**** DATA IN THIS EXERCISE
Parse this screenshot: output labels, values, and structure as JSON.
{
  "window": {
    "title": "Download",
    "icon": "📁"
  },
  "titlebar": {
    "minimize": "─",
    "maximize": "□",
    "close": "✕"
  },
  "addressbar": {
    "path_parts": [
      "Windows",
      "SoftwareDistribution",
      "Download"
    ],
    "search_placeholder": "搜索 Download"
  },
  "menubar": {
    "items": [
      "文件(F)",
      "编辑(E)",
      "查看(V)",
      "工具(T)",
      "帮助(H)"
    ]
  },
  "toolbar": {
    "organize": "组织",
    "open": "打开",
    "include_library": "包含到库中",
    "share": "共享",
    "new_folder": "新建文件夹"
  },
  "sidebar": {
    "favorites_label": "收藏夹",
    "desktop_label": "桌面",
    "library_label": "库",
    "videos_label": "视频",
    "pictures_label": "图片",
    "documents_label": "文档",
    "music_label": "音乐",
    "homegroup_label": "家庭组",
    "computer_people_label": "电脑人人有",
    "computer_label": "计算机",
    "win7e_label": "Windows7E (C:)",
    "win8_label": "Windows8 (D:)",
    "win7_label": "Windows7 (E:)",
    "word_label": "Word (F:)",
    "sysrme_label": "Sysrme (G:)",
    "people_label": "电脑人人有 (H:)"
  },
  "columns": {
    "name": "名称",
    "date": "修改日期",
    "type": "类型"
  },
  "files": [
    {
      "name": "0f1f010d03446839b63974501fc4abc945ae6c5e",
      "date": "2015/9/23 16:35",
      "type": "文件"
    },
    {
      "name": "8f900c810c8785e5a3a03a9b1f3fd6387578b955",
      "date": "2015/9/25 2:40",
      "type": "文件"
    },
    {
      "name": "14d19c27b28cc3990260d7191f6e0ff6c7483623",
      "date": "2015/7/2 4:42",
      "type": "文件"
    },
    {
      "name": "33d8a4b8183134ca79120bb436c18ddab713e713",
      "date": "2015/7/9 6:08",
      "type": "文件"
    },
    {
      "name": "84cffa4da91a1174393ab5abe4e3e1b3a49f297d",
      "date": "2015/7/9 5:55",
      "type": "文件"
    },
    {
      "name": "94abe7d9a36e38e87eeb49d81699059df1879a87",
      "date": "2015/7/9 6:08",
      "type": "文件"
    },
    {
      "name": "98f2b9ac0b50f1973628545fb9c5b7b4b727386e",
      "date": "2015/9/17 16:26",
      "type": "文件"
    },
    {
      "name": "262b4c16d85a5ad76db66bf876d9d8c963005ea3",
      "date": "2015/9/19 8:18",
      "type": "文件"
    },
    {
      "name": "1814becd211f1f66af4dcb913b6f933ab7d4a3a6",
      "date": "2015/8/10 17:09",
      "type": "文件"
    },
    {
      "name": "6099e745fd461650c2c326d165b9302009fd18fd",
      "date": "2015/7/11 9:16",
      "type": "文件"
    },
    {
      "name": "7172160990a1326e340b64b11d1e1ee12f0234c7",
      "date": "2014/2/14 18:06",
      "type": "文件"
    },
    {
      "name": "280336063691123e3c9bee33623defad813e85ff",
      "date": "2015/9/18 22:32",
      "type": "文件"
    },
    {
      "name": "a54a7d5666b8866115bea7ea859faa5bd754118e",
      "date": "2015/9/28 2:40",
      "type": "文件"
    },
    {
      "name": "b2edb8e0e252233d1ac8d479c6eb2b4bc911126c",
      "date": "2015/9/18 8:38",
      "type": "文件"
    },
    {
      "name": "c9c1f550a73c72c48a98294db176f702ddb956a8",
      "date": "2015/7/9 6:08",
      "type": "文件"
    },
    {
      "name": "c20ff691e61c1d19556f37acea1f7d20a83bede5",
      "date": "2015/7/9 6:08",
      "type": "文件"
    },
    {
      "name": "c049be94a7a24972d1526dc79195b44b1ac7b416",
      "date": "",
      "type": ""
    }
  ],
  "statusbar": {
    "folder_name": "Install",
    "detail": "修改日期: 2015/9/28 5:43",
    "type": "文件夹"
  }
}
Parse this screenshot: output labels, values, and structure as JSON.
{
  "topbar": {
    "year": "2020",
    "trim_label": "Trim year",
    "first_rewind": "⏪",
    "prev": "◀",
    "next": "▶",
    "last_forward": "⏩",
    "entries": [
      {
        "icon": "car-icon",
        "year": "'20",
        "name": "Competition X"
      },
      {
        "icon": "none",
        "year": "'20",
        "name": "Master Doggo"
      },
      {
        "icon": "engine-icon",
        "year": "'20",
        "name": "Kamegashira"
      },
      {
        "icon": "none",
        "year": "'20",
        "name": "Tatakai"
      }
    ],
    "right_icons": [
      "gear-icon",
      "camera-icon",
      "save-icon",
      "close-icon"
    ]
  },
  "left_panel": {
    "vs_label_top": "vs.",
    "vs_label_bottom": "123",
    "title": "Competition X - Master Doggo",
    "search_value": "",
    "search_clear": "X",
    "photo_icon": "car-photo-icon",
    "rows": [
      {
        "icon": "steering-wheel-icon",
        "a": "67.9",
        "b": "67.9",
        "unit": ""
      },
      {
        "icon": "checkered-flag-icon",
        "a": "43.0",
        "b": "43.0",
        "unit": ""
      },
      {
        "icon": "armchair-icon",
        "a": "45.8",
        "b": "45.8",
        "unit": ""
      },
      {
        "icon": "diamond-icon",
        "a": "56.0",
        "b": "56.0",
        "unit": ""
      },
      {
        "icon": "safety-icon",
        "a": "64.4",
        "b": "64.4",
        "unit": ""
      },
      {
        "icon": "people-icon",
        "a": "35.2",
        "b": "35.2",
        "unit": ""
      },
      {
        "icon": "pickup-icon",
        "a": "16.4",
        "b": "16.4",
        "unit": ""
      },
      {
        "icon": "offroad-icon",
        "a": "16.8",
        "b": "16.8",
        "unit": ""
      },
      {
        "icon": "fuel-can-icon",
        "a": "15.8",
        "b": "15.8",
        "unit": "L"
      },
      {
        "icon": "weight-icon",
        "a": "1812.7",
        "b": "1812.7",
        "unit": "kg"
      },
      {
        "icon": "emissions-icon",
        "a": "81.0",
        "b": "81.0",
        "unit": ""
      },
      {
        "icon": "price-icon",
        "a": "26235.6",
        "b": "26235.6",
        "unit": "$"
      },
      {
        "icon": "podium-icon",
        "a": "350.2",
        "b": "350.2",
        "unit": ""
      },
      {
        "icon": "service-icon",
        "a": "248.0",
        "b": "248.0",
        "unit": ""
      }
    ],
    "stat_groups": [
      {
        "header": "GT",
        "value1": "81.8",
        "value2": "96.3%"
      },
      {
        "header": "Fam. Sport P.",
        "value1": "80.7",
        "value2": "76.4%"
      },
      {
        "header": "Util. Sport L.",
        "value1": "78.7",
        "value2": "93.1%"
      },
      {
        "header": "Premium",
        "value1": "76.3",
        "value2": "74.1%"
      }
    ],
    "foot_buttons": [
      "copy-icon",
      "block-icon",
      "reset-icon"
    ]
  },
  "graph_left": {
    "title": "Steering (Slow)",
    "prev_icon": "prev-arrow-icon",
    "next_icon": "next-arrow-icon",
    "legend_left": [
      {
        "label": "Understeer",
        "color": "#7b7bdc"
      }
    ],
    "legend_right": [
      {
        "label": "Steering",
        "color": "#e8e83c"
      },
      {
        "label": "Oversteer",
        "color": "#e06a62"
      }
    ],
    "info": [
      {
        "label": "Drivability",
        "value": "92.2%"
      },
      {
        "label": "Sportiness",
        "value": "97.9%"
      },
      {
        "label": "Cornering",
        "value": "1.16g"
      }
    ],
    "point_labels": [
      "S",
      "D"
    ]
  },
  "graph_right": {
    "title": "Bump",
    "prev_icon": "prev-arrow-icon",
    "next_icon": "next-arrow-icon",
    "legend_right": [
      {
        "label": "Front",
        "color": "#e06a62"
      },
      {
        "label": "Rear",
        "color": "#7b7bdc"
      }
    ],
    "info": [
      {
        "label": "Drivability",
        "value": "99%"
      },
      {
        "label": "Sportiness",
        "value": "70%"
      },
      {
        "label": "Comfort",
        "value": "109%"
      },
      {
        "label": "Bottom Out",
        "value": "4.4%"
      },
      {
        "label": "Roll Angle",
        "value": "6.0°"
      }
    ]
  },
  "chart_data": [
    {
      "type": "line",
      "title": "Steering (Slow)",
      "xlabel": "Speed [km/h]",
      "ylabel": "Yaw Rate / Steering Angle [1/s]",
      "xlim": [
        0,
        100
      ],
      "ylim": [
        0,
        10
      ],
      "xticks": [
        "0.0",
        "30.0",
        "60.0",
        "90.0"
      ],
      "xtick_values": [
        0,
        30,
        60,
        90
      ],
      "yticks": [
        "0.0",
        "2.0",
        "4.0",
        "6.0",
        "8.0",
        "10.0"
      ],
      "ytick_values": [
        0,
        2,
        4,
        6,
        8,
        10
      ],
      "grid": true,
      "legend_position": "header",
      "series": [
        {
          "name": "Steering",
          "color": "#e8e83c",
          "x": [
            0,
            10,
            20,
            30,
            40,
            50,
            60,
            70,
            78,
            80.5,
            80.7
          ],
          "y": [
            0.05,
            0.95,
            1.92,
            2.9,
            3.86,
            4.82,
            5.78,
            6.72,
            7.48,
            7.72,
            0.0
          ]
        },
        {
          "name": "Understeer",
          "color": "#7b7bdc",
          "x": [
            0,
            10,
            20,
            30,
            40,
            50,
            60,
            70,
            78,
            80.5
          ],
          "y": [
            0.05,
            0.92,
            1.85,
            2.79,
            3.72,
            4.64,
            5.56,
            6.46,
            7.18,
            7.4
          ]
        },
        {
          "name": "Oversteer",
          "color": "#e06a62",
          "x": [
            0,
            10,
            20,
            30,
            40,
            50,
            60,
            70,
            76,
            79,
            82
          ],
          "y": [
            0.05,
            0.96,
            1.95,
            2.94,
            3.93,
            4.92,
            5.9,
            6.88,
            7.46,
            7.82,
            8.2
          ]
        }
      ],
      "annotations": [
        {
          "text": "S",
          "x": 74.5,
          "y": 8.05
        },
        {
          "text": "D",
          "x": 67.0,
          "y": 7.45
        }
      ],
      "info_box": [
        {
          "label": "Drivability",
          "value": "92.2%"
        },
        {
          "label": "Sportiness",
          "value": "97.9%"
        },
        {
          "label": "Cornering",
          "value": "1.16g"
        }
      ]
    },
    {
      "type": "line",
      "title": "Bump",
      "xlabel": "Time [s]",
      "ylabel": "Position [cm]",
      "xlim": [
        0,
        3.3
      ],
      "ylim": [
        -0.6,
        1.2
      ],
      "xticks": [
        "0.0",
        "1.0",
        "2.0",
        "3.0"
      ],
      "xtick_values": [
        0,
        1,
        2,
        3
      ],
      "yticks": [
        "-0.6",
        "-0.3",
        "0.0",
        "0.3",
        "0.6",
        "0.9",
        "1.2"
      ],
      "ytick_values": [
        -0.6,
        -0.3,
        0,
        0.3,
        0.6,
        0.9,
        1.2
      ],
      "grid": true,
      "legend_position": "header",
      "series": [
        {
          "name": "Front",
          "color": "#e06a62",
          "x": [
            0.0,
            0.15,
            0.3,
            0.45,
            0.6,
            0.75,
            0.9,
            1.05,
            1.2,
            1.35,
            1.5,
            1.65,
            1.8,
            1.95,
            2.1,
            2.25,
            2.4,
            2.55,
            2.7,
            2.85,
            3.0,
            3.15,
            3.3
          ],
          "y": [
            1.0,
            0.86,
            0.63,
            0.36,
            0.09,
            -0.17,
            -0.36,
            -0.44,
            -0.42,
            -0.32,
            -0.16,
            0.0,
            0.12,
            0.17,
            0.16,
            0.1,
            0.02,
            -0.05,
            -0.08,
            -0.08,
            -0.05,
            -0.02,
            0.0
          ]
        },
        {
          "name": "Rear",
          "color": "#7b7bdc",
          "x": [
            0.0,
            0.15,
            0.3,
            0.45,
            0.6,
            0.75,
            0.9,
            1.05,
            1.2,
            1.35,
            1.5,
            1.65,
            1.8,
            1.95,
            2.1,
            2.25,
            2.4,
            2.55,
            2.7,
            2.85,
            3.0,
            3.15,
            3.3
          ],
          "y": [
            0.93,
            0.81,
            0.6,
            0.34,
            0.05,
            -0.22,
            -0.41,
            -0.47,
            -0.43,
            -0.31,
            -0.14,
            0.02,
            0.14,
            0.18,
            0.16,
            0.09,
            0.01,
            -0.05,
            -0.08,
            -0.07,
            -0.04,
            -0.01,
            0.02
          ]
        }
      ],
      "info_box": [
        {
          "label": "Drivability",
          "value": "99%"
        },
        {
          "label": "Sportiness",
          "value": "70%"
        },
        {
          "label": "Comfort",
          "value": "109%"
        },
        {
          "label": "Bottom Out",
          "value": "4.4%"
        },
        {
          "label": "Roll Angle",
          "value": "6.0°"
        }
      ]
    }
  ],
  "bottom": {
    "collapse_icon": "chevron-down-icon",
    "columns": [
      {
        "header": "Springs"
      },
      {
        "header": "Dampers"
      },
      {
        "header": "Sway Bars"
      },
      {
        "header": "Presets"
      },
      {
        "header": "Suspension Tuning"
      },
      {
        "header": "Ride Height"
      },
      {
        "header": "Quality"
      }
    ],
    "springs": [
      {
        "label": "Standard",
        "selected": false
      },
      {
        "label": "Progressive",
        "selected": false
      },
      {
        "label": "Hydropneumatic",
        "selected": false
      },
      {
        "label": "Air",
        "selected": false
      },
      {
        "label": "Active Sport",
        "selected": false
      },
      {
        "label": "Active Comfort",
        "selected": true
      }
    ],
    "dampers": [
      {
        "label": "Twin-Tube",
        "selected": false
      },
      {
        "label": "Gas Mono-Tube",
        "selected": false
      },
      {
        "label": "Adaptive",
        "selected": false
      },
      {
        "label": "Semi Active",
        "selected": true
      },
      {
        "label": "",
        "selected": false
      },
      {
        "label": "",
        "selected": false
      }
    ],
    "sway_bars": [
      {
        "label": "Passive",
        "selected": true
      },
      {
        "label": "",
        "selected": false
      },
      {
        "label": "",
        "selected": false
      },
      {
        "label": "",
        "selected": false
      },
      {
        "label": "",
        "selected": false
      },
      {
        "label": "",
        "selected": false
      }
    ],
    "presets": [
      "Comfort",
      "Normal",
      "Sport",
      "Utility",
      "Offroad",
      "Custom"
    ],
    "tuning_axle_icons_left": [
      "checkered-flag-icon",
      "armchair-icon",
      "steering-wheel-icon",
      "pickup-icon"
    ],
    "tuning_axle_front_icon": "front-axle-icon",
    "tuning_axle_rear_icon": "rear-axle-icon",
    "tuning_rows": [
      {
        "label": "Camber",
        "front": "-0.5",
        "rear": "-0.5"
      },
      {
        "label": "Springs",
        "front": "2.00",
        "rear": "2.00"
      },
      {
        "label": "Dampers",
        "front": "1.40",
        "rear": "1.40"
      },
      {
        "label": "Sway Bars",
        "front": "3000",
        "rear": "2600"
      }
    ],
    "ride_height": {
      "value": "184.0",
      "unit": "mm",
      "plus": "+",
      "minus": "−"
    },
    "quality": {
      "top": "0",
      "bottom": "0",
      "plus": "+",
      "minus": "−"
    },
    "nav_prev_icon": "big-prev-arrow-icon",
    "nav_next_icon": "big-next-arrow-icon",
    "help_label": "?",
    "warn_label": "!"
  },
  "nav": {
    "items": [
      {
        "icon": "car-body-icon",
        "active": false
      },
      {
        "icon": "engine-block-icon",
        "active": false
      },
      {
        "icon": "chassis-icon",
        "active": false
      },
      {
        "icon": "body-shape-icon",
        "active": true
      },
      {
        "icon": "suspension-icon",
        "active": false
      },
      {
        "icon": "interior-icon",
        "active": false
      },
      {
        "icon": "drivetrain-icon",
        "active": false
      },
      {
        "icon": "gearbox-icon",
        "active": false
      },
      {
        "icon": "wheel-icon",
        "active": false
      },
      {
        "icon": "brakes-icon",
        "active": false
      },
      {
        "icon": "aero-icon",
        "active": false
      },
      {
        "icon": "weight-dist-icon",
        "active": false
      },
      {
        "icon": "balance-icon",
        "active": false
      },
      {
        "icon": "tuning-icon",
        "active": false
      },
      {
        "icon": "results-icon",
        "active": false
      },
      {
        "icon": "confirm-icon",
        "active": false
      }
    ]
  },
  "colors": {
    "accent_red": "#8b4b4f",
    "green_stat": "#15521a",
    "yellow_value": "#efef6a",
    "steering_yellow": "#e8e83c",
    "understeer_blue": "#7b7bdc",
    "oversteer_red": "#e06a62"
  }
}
********
§ **SHORT PROBLEM**
Look through the material and copy each line that has "Slow".

§ **WRITTEN SOLUTION**
    "title": "Steering (Slow)",
      "title": "Steering (Slow)",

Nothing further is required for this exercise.